» **Exercise prompt**
Copy out every record precisely.

[Data records]
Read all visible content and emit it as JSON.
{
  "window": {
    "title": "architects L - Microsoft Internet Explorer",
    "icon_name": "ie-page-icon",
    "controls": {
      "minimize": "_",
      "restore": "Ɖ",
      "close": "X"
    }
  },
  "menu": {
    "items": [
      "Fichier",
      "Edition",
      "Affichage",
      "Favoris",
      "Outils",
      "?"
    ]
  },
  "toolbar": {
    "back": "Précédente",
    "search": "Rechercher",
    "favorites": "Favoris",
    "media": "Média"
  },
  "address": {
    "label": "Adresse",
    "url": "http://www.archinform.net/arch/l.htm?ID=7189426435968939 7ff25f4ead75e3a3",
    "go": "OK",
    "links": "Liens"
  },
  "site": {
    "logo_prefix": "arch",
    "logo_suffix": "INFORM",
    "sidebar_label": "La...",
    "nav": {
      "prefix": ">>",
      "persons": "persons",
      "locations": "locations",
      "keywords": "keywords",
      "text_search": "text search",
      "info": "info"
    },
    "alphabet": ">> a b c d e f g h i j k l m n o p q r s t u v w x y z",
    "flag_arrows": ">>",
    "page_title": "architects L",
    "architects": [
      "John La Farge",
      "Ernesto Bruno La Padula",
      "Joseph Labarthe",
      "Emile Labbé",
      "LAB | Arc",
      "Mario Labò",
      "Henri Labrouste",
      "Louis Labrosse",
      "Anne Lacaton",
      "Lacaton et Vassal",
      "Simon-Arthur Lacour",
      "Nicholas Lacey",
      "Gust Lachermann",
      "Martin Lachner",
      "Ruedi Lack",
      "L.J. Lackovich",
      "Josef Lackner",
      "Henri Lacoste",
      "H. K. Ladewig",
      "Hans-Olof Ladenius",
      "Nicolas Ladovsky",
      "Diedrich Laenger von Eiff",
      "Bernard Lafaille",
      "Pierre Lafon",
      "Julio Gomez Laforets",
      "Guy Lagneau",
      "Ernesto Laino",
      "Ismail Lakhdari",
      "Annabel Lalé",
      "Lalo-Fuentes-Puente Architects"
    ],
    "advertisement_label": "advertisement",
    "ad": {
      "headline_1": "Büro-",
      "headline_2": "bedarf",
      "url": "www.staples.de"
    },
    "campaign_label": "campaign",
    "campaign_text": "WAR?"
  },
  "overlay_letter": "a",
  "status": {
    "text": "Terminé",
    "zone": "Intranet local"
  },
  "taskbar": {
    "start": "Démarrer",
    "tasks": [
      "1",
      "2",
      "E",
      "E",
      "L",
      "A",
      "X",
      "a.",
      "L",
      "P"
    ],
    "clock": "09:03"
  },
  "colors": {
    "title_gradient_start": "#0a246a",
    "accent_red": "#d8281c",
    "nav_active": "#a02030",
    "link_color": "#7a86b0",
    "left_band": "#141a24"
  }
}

» **Solution to the exercise**
Read all visible content and emit it as JSON.
{
  "window": {
    "title": "architects L - Microsoft Internet Explorer",
    "icon_name": "ie-page-icon",
    "controls": {
      "minimize": "_",
      "restore": "Ɖ",
      "close": "X"
    }
  },
  "menu": {
    "items": [
      "Fichier",
      "Edition",
      "Affichage",
      "Favoris",
      "Outils",
      "?"
    ]
  },
  "toolbar": {
    "back": "Précédente",
    "search": "Rechercher",
    "favorites": "Favoris",
    "media": "Média"
  },
  "address": {
    "label": "Adresse",
    "url": "http://www.archinform.net/arch/l.htm?ID=7189426435968939 7ff25f4ead75e3a3",
    "go": "OK",
    "links": "Liens"
  },
  "site": {
    "logo_prefix": "arch",
    "logo_suffix": "INFORM",
    "sidebar_label": "La...",
    "nav": {
      "prefix": ">>",
      "persons": "persons",
      "locations": "locations",
      "keywords": "keywords",
      "text_search": "text search",
      "info": "info"
    },
    "alphabet": ">> a b c d e f g h i j k l m n o p q r s t u v w x y z",
    "flag_arrows": ">>",
    "page_title": "architects L",
    "architects": [
      "John La Farge",
      "Ernesto Bruno La Padula",
      "Joseph Labarthe",
      "Emile Labbé",
      "LAB | Arc",
      "Mario Labò",
      "Henri Labrouste",
      "Louis Labrosse",
      "Anne Lacaton",
      "Lacaton et Vassal",
      "Simon-Arthur Lacour",
      "Nicholas Lacey",
      "Gust Lachermann",
      "Martin Lachner",
      "Ruedi Lack",
      "L.J. Lackovich",
      "Josef Lackner",
      "Henri Lacoste",
      "H. K. Ladewig",
      "Hans-Olof Ladenius",
      "Nicolas Ladovsky",
      "Diedrich Laenger von Eiff",
      "Bernard Lafaille",
      "Pierre Lafon",
      "Julio Gomez Laforets",
      "Guy Lagneau",
      "Ernesto Laino",
      "Ismail Lakhdari",
      "Annabel Lalé",
      "Lalo-Fuentes-Puente Architects"
    ],
    "advertisement_label": "advertisement",
    "ad": {
      "headline_1": "Büro-",
      "headline_2": "bedarf",
      "url": "www.staples.de"
    },
    "campaign_label": "campaign",
    "campaign_text": "WAR?"
  },
  "overlay_letter": "a",
  "status": {
    "text": "Terminé",
    "zone": "Intranet local"
  },
  "taskbar": {
    "start": "Démarrer",
    "tasks": [
      "1",
      "2",
      "E",
      "E",
      "L",
      "A",
      "X",
      "a.",
      "L",
      "P"
    ],
    "clock": "09:03"
  },
  "colors": {
    "title_gradient_start": "#0a246a",
    "accent_red": "#d8281c",
    "nav_active": "#a02030",
    "link_color": "#7a86b0",
    "left_band": "#141a24"
  }
}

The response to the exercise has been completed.